Set exercise: Give the listing again in full, exactly as written.

Figure collection entries:
+===+
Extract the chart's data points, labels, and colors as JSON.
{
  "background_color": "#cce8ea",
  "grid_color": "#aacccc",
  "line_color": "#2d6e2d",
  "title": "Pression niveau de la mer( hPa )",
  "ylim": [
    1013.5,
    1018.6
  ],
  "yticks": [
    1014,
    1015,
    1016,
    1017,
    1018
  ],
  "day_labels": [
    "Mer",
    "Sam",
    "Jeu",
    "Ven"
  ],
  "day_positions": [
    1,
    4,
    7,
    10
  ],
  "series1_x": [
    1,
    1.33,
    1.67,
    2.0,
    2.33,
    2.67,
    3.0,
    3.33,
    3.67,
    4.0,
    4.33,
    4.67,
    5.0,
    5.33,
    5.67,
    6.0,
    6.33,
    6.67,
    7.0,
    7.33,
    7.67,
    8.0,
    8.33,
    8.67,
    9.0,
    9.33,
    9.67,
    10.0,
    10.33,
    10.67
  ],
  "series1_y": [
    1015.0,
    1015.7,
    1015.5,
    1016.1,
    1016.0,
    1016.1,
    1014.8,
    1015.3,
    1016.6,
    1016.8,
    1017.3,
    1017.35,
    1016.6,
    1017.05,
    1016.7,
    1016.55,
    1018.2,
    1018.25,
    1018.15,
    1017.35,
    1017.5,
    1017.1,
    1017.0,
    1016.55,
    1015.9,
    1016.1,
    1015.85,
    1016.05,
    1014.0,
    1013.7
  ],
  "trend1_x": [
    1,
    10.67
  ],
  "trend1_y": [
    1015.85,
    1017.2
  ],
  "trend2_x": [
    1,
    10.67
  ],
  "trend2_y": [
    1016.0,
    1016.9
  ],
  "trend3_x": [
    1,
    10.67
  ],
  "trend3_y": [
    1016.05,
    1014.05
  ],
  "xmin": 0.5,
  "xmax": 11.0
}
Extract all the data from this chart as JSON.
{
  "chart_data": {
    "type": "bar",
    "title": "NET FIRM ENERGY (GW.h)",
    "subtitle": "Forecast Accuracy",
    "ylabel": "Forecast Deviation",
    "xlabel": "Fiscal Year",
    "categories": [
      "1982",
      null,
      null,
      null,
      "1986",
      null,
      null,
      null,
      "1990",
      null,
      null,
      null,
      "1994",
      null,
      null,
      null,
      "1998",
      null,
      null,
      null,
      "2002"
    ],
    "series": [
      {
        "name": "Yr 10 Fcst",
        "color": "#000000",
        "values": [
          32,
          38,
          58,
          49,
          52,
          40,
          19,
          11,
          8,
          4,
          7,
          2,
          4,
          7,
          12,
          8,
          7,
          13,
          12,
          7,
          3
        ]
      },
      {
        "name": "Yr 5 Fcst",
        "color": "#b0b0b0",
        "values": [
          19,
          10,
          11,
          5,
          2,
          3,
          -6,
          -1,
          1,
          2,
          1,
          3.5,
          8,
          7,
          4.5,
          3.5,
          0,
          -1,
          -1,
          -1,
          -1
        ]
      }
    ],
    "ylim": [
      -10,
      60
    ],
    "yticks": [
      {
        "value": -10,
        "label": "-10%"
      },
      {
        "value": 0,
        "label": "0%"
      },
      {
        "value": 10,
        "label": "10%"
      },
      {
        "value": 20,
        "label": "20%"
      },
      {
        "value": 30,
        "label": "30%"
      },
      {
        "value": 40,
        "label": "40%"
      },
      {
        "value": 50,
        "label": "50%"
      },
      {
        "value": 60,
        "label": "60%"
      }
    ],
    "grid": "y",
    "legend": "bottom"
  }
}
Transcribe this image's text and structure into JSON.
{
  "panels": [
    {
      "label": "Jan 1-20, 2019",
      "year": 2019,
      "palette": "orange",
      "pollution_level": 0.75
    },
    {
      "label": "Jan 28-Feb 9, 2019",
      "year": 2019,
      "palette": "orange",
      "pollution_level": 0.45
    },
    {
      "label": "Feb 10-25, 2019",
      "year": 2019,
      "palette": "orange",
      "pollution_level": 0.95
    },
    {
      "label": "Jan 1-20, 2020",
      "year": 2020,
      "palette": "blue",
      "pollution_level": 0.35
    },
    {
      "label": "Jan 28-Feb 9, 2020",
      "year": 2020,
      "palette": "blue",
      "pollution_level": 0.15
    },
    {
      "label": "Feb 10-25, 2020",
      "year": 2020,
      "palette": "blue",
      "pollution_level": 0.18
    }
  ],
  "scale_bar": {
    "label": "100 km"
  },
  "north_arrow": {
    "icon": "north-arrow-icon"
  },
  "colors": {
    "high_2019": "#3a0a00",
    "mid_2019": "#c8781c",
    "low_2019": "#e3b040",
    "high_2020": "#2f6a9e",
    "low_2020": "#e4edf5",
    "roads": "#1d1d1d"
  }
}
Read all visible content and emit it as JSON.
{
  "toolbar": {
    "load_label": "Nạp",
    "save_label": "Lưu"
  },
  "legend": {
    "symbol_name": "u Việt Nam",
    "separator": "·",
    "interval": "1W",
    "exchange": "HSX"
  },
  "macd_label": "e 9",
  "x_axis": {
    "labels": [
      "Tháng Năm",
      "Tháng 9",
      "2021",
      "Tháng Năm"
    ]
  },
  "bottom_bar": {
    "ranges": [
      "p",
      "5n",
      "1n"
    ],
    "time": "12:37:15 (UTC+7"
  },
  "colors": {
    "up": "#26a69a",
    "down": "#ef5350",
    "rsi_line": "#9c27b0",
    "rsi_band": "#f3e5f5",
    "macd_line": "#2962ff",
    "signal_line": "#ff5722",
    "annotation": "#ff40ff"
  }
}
+===+
Worked answer:
Extract the chart's data points, labels, and colors as JSON.
{
  "background_color": "#cce8ea",
  "grid_color": "#aacccc",
  "line_color": "#2d6e2d",
  "title": "Pression niveau de la mer( hPa )",
  "ylim": [
    1013.5,
    1018.6
  ],
  "yticks": [
    1014,
    1015,
    1016,
    1017,
    1018
  ],
  "day_labels": [
    "Mer",
    "Sam",
    "Jeu",
    "Ven"
  ],
  "day_positions": [
    1,
    4,
    7,
    10
  ],
  "series1_x": [
    1,
    1.33,
    1.67,
    2.0,
    2.33,
    2.67,
    3.0,
    3.33,
    3.67,
    4.0,
    4.33,
    4.67,
    5.0,
    5.33,
    5.67,
    6.0,
    6.33,
    6.67,
    7.0,
    7.33,
    7.67,
    8.0,
    8.33,
    8.67,
    9.0,
    9.33,
    9.67,
    10.0,
    10.33,
    10.67
  ],
  "series1_y": [
    1015.0,
    1015.7,
    1015.5,
    1016.1,
    1016.0,
    1016.1,
    1014.8,
    1015.3,
    1016.6,
    1016.8,
    1017.3,
    1017.35,
    1016.6,
    1017.05,
    1016.7,
    1016.55,
    1018.2,
    1018.25,
    1018.15,
    1017.35,
    1017.5,
    1017.1,
    1017.0,
    1016.55,
    1015.9,
    1016.1,
    1015.85,
    1016.05,
    1014.0,
    1013.7
  ],
  "trend1_x": [
    1,
    10.67
  ],
  "trend1_y": [
    1015.85,
    1017.2
  ],
  "trend2_x": [
    1,
    10.67
  ],
  "trend2_y": [
    1016.0,
    1016.9
  ],
  "trend3_x": [
    1,
    10.67
  ],
  "trend3_y": [
    1016.05,
    1014.05
  ],
  "xmin": 0.5,
  "xmax": 11.0
}
Extract all the data from this chart as JSON.
{
  "chart_data": {
    "type": "bar",
    "title": "NET FIRM ENERGY (GW.h)",
    "subtitle": "Forecast Accuracy",
    "ylabel": "Forecast Deviation",
    "xlabel": "Fiscal Year",
    "categories": [
      "1982",
      null,
      null,
      null,
      "1986",
      null,
      null,
      null,
      "1990",
      null,
      null,
      null,
      "1994",
      null,
      null,
      null,
      "1998",
      null,
      null,
      null,
      "2002"
    ],
    "series": [
      {
        "name": "Yr 10 Fcst",
        "color": "#000000",
        "values": [
          32,
          38,
          58,
          49,
          52,
          40,
          19,
          11,
          8,
          4,
          7,
          2,
          4,
          7,
          12,
          8,
          7,
          13,
          12,
          7,
          3
        ]
      },
      {
        "name": "Yr 5 Fcst",
        "color": "#b0b0b0",
        "values": [
          19,
          10,
          11,
          5,
          2,
          3,
          -6,
          -1,
          1,
          2,
          1,
          3.5,
          8,
          7,
          4.5,
          3.5,
          0,
          -1,
          -1,
          -1,
          -1
        ]
      }
    ],
    "ylim": [
      -10,
      60
    ],
    "yticks": [
      {
        "value": -10,
        "label": "-10%"
      },
      {
        "value": 0,
        "label": "0%"
      },
      {
        "value": 10,
        "label": "10%"
      },
      {
        "value": 20,
        "label": "20%"
      },
      {
        "value": 30,
        "label": "30%"
      },
      {
        "value": 40,
        "label": "40%"
      },
      {
        "value": 50,
        "label": "50%"
      },
      {
        "value": 60,
        "label": "60%"
      }
    ],
    "grid": "y",
    "legend": "bottom"
  }
}
Transcribe this image's text and structure into JSON.
{
  "panels": [
    {
      "label": "Jan 1-20, 2019",
      "year": 2019,
      "palette": "orange",
      "pollution_level": 0.75
    },
    {
      "label": "Jan 28-Feb 9, 2019",
      "year": 2019,
      "palette": "orange",
      "pollution_level": 0.45
    },
    {
      "label": "Feb 10-25, 2019",
      "year": 2019,
      "palette": "orange",
      "pollution_level": 0.95
    },
    {
      "label": "Jan 1-20, 2020",
      "year": 2020,
      "palette": "blue",
      "pollution_level": 0.35
    },
    {
      "label": "Jan 28-Feb 9, 2020",
      "year": 2020,
      "palette": "blue",
      "pollution_level": 0.15
    },
    {
      "label": "Feb 10-25, 2020",
      "year": 2020,
      "palette": "blue",
      "pollution_level": 0.18
    }
  ],
  "scale_bar": {
    "label": "100 km"
  },
  "north_arrow": {
    "icon": "north-arrow-icon"
  },
  "colors": {
    "high_2019": "#3a0a00",
    "mid_2019": "#c8781c",
    "low_2019": "#e3b040",
    "high_2020": "#2f6a9e",
    "low_2020": "#e4edf5",
    "roads": "#1d1d1d"
  }
}
Read all visible content and emit it as JSON.
{
  "toolbar": {
    "load_label": "Nạp",
    "save_label": "Lưu"
  },
  "legend": {
    "symbol_name": "u Việt Nam",
    "separator": "·",
    "interval": "1W",
    "exchange": "HSX"
  },
  "macd_label": "e 9",
  "x_axis": {
    "labels": [
      "Tháng Năm",
      "Tháng 9",
      "2021",
      "Tháng Năm"
    ]
  },
  "bottom_bar": {
    "ranges": [
      "p",
      "5n",
      "1n"
    ],
    "time": "12:37:15 (UTC+7"
  },
  "colors": {
    "up": "#26a69a",
    "down": "#ef5350",
    "rsi_line": "#9c27b0",
    "rsi_band": "#f3e5f5",
    "macd_line": "#2962ff",
    "signal_line": "#ff5722",
    "annotation": "#ff40ff"
  }
}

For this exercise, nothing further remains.